GIVEN ENTRIES:
--------------------

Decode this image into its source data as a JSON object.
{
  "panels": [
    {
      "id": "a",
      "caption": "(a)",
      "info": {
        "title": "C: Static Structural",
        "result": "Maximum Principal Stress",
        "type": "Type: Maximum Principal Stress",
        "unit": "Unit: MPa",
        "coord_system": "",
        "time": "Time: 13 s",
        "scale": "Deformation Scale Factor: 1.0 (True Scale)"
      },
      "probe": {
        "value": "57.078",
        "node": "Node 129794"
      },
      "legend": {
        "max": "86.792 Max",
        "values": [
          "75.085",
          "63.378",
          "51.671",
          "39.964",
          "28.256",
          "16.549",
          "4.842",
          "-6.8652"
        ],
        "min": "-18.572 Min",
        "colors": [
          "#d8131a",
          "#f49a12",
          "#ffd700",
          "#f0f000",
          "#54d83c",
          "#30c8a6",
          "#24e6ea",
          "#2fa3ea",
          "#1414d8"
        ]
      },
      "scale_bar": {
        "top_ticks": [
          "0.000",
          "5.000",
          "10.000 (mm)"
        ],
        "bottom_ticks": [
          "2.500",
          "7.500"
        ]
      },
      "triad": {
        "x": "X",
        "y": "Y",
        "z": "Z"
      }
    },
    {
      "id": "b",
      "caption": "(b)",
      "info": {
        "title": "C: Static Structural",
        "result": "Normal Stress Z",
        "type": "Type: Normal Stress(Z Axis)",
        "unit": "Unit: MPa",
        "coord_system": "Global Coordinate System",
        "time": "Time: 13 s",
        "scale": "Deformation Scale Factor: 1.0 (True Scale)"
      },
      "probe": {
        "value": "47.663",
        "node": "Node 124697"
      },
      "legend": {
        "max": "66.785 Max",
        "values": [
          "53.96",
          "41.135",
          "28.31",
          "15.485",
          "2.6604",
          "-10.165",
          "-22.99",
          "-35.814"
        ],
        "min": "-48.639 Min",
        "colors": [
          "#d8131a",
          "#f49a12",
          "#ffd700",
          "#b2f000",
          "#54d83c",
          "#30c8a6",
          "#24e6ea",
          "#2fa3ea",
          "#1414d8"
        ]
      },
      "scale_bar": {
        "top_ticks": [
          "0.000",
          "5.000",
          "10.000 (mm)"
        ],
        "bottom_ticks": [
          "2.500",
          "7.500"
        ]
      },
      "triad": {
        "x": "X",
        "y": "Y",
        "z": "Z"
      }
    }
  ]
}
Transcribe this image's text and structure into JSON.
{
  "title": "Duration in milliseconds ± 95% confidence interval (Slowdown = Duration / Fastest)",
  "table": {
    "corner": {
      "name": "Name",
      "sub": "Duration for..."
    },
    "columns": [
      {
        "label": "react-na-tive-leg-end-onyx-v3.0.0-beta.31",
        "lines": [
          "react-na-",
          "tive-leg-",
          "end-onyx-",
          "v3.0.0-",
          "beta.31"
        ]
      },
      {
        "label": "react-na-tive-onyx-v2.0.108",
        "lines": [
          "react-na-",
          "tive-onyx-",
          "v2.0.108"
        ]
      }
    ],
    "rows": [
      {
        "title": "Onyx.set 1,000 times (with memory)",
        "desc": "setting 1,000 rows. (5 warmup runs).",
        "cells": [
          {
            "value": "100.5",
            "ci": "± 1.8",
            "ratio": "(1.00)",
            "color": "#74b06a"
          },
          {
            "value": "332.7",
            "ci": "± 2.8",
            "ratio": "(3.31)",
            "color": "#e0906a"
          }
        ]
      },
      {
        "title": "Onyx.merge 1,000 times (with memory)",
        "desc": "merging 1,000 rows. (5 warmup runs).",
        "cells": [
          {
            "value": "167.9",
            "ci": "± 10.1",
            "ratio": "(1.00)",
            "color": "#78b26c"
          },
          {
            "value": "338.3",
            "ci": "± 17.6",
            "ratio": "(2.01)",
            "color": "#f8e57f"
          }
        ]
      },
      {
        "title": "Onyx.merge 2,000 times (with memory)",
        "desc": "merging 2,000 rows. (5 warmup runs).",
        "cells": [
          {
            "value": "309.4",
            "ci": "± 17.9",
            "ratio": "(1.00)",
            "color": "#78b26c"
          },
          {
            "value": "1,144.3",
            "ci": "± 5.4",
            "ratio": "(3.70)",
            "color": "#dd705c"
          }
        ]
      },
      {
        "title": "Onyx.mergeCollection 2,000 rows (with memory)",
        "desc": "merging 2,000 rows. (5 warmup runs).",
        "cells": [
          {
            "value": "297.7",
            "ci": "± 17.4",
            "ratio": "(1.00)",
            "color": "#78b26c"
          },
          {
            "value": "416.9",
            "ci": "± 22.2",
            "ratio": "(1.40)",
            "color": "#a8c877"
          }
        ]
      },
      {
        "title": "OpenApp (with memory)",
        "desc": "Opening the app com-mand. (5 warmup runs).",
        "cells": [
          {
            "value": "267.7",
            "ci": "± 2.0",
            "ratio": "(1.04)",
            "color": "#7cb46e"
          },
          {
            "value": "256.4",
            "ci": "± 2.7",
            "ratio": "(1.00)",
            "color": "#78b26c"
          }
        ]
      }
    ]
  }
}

--------------------

TASK BRIEF:
Show all lines from the data above in which the word "into" appears.

TASK ANSWER:
Decode this image into its source data as a JSON object.
Transcribe this image's text and structure into JSON.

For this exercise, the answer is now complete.